Short exercise: Find the lines with "山东中油胜利石化有限公司" in them and copy them out.

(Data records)
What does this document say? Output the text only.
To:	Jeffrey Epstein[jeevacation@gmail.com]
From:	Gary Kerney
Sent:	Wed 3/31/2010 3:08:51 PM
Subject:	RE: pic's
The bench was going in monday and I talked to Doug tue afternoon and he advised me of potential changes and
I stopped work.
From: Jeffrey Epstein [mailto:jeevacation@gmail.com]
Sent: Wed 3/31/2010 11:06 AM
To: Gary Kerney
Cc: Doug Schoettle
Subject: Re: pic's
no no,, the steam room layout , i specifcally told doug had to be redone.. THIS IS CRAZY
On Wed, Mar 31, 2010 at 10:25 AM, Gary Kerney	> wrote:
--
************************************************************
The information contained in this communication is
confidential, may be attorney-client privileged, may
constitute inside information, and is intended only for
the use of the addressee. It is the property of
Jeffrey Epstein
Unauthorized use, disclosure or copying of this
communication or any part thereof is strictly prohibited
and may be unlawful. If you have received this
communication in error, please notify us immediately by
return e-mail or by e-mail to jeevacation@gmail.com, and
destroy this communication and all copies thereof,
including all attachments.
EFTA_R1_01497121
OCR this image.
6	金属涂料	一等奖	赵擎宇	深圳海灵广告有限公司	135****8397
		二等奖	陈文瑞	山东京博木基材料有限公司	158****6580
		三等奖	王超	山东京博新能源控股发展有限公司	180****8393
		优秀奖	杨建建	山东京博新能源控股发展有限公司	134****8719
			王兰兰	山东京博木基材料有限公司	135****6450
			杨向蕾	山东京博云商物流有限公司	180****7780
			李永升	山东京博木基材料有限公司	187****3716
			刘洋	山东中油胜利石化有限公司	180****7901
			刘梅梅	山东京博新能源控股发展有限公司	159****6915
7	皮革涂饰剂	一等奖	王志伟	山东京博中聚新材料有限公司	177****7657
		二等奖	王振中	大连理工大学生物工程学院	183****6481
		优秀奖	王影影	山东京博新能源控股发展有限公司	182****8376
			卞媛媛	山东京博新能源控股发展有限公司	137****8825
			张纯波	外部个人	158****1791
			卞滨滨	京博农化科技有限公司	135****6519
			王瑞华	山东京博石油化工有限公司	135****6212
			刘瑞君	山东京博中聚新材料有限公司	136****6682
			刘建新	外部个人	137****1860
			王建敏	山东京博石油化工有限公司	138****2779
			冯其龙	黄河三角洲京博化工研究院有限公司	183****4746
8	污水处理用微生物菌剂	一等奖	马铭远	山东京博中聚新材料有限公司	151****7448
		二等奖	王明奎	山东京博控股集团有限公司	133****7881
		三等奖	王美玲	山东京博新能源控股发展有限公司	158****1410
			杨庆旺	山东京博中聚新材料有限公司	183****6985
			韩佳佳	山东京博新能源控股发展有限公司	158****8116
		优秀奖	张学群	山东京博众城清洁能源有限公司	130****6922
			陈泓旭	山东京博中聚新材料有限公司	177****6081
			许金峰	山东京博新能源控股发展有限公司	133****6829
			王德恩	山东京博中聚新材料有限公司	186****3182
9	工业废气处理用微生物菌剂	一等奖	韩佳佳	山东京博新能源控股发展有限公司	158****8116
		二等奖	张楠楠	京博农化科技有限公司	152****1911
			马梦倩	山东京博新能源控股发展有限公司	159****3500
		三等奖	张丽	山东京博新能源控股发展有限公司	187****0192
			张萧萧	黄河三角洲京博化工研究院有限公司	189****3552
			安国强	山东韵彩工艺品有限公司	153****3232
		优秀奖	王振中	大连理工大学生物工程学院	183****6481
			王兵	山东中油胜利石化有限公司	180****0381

Output of the task:
			刘洋	山东中油胜利石化有限公司	180****7901
			王兵	山东中油胜利石化有限公司	180****0381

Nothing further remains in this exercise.